Records contained in a dataset —
• • • •

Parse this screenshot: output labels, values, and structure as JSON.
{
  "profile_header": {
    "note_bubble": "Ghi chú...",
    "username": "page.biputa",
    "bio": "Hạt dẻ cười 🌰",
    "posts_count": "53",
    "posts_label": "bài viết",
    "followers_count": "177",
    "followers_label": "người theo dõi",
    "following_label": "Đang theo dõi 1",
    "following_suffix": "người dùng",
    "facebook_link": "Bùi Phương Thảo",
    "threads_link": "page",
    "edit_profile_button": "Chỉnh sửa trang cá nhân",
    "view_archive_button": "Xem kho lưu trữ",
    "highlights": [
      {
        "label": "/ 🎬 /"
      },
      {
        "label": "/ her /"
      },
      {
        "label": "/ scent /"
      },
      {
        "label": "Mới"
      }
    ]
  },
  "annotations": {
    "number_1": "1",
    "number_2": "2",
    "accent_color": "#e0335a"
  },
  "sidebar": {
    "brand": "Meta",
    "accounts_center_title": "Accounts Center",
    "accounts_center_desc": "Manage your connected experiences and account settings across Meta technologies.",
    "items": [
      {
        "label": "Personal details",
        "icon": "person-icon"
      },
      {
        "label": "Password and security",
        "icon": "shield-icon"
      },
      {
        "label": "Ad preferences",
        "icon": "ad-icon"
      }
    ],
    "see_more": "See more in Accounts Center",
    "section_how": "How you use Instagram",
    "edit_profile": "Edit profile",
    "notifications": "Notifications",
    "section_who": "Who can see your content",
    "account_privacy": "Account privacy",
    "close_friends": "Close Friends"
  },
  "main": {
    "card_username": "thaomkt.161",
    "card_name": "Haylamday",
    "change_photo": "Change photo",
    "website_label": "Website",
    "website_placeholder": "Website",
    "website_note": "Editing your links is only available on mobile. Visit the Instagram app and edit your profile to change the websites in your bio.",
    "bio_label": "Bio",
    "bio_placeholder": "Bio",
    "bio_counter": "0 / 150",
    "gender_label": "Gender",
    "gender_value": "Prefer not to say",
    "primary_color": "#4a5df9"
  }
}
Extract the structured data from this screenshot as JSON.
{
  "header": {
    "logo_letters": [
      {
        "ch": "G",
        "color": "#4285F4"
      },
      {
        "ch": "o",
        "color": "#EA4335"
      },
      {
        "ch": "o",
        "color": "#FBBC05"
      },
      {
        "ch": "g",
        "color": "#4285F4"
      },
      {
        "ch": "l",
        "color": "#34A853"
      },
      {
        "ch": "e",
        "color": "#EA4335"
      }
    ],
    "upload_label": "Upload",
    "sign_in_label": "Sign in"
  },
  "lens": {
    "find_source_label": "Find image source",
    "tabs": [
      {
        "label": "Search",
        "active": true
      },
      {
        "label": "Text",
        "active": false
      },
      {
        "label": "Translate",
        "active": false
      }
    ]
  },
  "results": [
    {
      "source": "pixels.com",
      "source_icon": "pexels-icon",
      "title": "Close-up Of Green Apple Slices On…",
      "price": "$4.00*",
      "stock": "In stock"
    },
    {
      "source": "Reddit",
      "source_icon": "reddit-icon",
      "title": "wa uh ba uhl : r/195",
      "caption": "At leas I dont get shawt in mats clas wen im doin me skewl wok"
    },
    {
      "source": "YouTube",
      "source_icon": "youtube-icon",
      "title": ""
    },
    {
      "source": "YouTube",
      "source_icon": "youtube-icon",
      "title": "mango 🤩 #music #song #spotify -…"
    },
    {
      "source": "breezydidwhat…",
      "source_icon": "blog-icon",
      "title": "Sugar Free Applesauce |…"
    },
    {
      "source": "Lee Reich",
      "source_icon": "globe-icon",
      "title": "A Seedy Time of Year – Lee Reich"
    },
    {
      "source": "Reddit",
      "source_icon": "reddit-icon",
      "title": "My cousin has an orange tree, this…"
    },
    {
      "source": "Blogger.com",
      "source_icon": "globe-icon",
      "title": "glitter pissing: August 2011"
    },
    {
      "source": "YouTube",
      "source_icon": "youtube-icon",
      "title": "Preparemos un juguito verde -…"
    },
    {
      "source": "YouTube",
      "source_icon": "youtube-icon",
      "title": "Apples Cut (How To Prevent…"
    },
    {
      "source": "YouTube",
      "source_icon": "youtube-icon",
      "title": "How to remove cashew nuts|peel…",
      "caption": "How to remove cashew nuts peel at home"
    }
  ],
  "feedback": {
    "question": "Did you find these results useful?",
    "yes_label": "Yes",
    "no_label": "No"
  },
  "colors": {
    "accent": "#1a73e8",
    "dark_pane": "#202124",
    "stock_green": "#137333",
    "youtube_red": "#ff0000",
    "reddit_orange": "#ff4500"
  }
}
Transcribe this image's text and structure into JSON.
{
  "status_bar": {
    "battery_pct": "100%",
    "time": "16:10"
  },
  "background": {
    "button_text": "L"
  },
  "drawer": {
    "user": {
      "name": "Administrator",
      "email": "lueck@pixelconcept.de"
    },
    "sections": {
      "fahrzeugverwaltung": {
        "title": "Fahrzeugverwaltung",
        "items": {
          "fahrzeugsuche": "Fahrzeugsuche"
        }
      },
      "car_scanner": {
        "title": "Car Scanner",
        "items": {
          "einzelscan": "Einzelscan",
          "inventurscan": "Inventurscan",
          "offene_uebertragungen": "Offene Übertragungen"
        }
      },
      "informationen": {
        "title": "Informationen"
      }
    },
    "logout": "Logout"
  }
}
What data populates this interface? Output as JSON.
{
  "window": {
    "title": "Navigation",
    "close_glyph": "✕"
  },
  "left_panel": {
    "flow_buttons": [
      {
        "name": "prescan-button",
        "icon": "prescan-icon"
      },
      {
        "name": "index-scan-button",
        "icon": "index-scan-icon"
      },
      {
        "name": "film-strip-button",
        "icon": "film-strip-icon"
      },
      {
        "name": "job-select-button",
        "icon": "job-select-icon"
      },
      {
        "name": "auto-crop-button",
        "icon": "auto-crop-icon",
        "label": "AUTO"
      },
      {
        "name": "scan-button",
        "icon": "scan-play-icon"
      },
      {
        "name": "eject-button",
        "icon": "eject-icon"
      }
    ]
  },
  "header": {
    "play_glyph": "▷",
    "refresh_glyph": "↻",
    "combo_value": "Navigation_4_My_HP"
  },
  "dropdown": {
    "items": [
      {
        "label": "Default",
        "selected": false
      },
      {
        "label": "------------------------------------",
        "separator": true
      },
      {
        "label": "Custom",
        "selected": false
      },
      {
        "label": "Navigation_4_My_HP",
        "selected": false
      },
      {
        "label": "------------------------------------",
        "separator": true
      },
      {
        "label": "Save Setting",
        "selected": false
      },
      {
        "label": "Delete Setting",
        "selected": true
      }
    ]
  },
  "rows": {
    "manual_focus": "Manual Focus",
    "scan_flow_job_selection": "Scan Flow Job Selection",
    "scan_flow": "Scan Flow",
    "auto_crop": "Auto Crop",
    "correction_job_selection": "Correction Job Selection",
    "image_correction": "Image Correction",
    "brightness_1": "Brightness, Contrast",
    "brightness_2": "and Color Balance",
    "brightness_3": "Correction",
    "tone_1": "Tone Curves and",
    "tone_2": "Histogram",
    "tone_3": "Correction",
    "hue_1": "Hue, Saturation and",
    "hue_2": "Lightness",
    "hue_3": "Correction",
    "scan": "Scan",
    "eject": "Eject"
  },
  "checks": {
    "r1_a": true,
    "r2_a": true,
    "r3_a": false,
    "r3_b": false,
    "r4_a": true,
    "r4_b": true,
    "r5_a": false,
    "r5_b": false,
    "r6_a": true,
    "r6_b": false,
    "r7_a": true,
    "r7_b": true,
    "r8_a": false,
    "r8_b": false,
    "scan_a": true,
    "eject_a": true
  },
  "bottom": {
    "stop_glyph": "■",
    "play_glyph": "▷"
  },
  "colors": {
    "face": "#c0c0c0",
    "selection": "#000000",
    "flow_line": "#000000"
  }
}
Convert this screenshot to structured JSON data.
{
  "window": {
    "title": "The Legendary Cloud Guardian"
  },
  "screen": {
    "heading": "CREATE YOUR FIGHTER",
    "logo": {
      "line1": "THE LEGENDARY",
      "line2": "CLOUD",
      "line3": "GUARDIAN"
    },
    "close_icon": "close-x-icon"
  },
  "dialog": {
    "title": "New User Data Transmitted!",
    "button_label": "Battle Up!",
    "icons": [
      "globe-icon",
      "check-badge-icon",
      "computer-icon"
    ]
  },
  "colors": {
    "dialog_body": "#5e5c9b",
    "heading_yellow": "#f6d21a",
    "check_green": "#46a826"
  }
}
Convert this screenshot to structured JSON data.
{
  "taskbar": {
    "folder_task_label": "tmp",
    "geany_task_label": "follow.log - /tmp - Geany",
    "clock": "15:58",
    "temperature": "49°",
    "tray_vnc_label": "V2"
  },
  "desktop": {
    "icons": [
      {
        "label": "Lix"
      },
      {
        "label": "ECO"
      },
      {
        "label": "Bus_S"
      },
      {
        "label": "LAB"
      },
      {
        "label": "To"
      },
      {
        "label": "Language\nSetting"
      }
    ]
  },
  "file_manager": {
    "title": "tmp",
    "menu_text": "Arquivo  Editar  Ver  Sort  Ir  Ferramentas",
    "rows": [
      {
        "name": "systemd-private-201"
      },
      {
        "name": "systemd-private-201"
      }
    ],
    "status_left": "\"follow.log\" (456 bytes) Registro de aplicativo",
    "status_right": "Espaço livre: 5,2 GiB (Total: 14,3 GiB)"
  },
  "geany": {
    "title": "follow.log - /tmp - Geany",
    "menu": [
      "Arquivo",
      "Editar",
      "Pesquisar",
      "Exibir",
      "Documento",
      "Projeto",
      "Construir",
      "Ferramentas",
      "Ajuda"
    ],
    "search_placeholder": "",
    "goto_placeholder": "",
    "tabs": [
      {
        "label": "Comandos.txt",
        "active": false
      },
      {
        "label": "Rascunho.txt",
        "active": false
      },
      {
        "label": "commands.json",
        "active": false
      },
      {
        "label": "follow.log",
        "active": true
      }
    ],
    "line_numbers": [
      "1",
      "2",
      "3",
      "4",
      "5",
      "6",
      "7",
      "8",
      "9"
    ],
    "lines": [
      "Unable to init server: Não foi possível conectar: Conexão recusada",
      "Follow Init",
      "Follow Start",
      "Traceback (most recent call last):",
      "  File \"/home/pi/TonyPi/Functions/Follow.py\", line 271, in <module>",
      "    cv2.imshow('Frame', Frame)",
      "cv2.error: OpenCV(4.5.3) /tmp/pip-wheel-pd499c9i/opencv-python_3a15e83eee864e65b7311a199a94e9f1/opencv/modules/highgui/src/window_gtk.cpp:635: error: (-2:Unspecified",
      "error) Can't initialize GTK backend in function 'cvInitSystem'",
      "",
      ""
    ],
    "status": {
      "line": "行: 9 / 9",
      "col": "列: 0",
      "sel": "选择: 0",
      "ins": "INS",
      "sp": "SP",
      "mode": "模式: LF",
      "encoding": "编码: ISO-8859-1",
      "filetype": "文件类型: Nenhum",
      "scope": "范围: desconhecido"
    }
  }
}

• • • •

Brief — Check each line of the records for the word "Meta" and extract those that contain it.

Result of this task —
    "brand": "Meta",
    "accounts_center_desc": "Manage your connected experiences and account settings across Meta technologies.",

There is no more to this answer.